State the number of lines, and only that number, in which the word "serif" appears.

### GIVEN INFORMATION:
+---+
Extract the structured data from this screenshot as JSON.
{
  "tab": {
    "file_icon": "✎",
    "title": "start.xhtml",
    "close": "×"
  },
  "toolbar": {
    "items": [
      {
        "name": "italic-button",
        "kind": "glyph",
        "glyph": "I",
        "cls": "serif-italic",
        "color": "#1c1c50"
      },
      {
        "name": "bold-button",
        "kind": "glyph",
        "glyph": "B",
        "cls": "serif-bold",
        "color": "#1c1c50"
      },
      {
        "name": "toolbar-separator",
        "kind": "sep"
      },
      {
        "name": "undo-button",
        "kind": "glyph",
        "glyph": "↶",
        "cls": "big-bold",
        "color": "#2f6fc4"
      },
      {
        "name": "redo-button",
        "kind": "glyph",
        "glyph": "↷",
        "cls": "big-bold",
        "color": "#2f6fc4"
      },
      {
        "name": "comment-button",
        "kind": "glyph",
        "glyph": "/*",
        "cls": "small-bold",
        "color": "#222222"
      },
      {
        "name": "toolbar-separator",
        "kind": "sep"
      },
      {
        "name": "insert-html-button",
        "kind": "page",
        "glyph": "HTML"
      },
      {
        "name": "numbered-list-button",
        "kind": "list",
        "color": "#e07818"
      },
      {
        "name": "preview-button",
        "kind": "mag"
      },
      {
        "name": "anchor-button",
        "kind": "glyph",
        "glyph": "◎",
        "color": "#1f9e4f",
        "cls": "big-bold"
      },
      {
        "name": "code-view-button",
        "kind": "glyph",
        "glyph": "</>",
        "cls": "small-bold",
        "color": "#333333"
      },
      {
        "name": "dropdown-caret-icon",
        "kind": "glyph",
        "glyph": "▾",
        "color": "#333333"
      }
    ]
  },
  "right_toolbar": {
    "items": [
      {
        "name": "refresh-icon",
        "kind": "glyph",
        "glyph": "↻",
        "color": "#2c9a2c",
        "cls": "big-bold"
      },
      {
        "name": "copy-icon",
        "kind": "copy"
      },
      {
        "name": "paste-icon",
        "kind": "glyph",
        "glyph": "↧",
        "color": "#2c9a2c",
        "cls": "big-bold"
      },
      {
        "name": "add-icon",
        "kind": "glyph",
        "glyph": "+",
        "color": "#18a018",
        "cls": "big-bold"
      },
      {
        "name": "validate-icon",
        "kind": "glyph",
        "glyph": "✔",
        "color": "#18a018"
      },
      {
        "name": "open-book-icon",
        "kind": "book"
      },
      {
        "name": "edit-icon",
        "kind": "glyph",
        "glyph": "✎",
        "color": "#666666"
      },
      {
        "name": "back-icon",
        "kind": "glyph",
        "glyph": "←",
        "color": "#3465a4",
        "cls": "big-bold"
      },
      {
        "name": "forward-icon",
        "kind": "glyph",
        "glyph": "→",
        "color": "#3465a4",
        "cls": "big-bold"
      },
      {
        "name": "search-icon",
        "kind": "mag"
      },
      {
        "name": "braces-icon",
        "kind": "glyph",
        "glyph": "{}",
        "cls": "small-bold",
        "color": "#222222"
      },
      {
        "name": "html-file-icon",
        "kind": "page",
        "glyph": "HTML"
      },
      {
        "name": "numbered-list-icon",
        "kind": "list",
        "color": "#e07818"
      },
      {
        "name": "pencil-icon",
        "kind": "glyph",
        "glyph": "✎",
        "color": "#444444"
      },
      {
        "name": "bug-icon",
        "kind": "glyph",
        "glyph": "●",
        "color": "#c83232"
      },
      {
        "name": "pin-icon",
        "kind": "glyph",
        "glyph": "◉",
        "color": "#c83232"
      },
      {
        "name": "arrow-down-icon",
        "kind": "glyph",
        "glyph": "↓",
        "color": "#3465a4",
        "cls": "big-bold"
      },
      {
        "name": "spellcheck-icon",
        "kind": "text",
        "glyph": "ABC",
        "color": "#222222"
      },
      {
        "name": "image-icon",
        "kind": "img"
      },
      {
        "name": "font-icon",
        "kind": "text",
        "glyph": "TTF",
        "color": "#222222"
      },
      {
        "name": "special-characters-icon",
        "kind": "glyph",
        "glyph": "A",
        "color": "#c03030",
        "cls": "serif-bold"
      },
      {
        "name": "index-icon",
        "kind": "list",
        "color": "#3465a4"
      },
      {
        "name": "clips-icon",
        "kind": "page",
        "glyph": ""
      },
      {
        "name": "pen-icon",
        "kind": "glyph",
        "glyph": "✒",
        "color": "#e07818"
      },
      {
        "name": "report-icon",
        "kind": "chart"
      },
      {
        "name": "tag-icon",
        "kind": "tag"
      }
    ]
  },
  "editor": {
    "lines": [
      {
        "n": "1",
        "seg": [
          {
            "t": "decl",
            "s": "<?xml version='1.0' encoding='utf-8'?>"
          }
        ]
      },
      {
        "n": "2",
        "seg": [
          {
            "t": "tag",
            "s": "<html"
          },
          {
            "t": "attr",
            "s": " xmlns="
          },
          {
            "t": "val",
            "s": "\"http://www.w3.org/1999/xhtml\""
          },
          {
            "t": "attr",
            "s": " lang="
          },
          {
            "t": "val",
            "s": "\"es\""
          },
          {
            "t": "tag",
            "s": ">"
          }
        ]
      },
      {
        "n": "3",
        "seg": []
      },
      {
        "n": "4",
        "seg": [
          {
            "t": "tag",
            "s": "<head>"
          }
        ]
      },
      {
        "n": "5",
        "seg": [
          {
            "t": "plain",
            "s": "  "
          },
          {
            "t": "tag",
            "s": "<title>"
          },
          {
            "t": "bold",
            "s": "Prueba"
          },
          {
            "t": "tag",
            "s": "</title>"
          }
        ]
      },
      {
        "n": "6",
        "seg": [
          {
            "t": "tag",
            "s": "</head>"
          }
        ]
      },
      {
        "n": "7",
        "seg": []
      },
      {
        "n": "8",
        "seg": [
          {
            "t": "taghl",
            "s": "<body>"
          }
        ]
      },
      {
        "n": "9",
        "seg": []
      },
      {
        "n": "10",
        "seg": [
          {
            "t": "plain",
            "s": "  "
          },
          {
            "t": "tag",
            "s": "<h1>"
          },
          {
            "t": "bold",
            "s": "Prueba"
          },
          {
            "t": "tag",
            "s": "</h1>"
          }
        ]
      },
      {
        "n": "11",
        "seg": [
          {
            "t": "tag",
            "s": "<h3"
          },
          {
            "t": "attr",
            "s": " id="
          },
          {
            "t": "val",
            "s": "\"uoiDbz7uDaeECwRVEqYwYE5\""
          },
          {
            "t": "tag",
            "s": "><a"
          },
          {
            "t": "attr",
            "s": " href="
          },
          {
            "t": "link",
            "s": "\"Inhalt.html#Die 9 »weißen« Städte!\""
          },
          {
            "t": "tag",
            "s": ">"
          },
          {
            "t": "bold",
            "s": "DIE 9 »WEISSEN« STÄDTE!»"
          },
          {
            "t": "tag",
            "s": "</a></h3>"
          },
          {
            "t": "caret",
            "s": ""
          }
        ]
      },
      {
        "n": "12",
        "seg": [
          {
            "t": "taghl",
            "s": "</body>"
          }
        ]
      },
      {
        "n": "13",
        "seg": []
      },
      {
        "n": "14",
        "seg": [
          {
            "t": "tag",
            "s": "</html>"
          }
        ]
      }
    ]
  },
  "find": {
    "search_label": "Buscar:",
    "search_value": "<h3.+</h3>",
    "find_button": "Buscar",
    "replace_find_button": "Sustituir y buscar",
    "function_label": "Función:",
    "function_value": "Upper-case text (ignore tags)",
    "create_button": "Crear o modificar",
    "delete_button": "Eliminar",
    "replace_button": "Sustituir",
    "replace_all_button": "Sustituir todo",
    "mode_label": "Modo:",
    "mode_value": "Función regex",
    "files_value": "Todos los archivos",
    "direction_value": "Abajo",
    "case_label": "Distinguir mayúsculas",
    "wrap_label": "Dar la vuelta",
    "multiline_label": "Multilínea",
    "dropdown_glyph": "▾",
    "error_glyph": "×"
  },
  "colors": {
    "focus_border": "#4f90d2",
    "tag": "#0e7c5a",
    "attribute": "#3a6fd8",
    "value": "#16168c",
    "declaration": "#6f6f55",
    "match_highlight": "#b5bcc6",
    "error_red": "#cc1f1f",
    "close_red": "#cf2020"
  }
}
+---+
### RESPONSE:
3